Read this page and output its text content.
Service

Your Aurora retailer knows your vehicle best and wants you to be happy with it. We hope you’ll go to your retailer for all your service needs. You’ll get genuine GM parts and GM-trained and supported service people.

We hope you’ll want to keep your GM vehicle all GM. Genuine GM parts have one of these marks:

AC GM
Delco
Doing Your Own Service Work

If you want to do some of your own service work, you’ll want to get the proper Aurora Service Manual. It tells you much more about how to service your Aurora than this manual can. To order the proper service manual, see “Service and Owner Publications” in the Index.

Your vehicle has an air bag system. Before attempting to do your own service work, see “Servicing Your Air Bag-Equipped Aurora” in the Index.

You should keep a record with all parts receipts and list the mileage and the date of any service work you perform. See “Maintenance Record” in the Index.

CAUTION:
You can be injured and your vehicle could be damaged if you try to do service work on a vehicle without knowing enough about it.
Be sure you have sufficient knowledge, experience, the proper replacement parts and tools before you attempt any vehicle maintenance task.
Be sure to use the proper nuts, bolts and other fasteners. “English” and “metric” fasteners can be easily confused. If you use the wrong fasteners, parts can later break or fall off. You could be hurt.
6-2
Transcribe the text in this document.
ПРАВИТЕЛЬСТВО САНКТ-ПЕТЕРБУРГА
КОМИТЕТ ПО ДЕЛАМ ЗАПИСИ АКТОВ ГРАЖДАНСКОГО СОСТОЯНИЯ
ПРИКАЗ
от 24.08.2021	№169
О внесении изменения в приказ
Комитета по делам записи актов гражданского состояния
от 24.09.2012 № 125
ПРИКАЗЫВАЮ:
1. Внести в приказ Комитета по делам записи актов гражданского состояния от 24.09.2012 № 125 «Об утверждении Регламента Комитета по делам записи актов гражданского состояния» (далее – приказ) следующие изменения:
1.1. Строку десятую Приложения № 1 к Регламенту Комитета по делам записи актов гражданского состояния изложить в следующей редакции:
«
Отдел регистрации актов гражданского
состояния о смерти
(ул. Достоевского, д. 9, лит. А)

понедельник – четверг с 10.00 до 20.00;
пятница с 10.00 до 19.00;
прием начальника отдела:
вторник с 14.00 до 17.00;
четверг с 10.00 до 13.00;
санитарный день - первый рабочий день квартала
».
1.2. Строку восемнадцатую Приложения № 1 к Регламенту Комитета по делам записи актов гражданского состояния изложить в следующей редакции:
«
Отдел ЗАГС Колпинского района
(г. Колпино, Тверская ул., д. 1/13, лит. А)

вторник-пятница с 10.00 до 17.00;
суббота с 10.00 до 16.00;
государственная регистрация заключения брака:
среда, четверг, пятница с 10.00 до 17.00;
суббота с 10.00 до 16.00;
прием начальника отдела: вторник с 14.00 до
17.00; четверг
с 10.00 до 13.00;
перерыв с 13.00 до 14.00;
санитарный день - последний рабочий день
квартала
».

- - - -

== WHAT TO DO ==
Output the listing above word for word.

== WRITTEN SOLUTION ==
Read this page and output its text content.
Service

Your Aurora retailer knows your vehicle best and wants you to be happy with it. We hope you’ll go to your retailer for all your service needs. You’ll get genuine GM parts and GM-trained and supported service people.

We hope you’ll want to keep your GM vehicle all GM. Genuine GM parts have one of these marks:

AC GM
Delco
Doing Your Own Service Work

If you want to do some of your own service work, you’ll want to get the proper Aurora Service Manual. It tells you much more about how to service your Aurora than this manual can. To order the proper service manual, see “Service and Owner Publications” in the Index.

Your vehicle has an air bag system. Before attempting to do your own service work, see “Servicing Your Air Bag-Equipped Aurora” in the Index.

You should keep a record with all parts receipts and list the mileage and the date of any service work you perform. See “Maintenance Record” in the Index.

CAUTION:
You can be injured and your vehicle could be damaged if you try to do service work on a vehicle without knowing enough about it.
Be sure you have sufficient knowledge, experience, the proper replacement parts and tools before you attempt any vehicle maintenance task.
Be sure to use the proper nuts, bolts and other fasteners. “English” and “metric” fasteners can be easily confused. If you use the wrong fasteners, parts can later break or fall off. You could be hurt.
6-2
Transcribe the text in this document.
ПРАВИТЕЛЬСТВО САНКТ-ПЕТЕРБУРГА
КОМИТЕТ ПО ДЕЛАМ ЗАПИСИ АКТОВ ГРАЖДАНСКОГО СОСТОЯНИЯ
ПРИКАЗ
от 24.08.2021	№169
О внесении изменения в приказ
Комитета по делам записи актов гражданского состояния
от 24.09.2012 № 125
ПРИКАЗЫВАЮ:
1. Внести в приказ Комитета по делам записи актов гражданского состояния от 24.09.2012 № 125 «Об утверждении Регламента Комитета по делам записи актов гражданского состояния» (далее – приказ) следующие изменения:
1.1. Строку десятую Приложения № 1 к Регламенту Комитета по делам записи актов гражданского состояния изложить в следующей редакции:
«
Отдел регистрации актов гражданского
состояния о смерти
(ул. Достоевского, д. 9, лит. А)

понедельник – четверг с 10.00 до 20.00;
пятница с 10.00 до 19.00;
прием начальника отдела:
вторник с 14.00 до 17.00;
четверг с 10.00 до 13.00;
санитарный день - первый рабочий день квартала
».
1.2. Строку восемнадцатую Приложения № 1 к Регламенту Комитета по делам записи актов гражданского состояния изложить в следующей редакции:
«
Отдел ЗАГС Колпинского района
(г. Колпино, Тверская ул., д. 1/13, лит. А)

вторник-пятница с 10.00 до 17.00;
суббота с 10.00 до 16.00;
государственная регистрация заключения брака:
среда, четверг, пятница с 10.00 до 17.00;
суббота с 10.00 до 16.00;
прием начальника отдела: вторник с 14.00 до
17.00; четверг
с 10.00 до 13.00;
перерыв с 13.00 до 14.00;
санитарный день - последний рабочий день
квартала
».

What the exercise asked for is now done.